■ **Dataset records**:
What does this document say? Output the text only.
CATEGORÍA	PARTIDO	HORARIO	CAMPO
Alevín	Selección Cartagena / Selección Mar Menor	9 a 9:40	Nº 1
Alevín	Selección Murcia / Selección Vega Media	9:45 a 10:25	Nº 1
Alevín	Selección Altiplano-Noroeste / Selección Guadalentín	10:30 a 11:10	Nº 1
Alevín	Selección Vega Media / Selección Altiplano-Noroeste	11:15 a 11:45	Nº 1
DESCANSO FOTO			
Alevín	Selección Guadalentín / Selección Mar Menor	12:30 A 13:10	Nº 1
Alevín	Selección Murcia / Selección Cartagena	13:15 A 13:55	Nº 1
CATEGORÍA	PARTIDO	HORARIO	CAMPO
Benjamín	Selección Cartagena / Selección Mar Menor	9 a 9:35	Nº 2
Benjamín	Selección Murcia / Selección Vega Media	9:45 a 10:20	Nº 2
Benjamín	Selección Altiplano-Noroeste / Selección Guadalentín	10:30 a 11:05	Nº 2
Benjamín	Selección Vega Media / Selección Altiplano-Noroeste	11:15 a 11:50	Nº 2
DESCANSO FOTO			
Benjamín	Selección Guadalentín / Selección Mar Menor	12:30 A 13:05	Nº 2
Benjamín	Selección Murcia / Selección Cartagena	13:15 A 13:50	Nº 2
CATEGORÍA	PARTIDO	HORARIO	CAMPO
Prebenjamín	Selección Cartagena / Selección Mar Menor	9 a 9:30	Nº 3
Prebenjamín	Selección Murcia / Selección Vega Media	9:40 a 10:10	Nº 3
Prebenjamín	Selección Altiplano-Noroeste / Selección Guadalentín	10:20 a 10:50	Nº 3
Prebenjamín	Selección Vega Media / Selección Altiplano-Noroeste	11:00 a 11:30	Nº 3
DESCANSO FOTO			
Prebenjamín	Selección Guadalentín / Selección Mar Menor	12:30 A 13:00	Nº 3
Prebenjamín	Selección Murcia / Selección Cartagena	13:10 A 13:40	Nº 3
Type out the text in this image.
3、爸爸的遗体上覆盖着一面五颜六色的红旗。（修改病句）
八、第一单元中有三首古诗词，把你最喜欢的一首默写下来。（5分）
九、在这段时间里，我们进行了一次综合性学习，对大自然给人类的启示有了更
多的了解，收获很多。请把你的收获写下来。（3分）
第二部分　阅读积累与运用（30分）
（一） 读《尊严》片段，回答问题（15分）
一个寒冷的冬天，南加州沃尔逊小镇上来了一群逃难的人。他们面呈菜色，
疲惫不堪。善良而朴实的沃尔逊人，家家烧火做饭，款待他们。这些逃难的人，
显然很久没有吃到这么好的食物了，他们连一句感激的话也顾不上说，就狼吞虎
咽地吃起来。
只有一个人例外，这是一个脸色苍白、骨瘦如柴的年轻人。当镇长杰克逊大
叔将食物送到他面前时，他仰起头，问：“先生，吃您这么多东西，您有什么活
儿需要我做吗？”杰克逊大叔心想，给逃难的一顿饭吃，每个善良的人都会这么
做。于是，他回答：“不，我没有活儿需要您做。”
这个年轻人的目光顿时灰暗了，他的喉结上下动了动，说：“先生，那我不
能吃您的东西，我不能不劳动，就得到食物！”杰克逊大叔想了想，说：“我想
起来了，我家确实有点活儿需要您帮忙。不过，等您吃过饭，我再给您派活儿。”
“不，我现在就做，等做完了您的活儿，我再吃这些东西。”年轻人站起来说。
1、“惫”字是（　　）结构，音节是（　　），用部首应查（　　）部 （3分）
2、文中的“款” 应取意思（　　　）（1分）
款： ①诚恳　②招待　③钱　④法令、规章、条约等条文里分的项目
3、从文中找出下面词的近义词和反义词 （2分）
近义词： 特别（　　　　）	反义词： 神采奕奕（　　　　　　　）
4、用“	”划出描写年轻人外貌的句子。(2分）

■ **Direction**: Report each line in the data that holds the word "Cartagena".

■ **Solution for this problem**:
Alevín	Selección Cartagena / Selección Mar Menor	9 a 9:40	Nº 1
Alevín	Selección Murcia / Selección Cartagena	13:15 A 13:55	Nº 1
Benjamín	Selección Cartagena / Selección Mar Menor	9 a 9:35	Nº 2
Benjamín	Selección Murcia / Selección Cartagena	13:15 A 13:50	Nº 2
Prebenjamín	Selección Cartagena / Selección Mar Menor	9 a 9:30	Nº 3
Prebenjamín	Selección Murcia / Selección Cartagena	13:10 A 13:40	Nº 3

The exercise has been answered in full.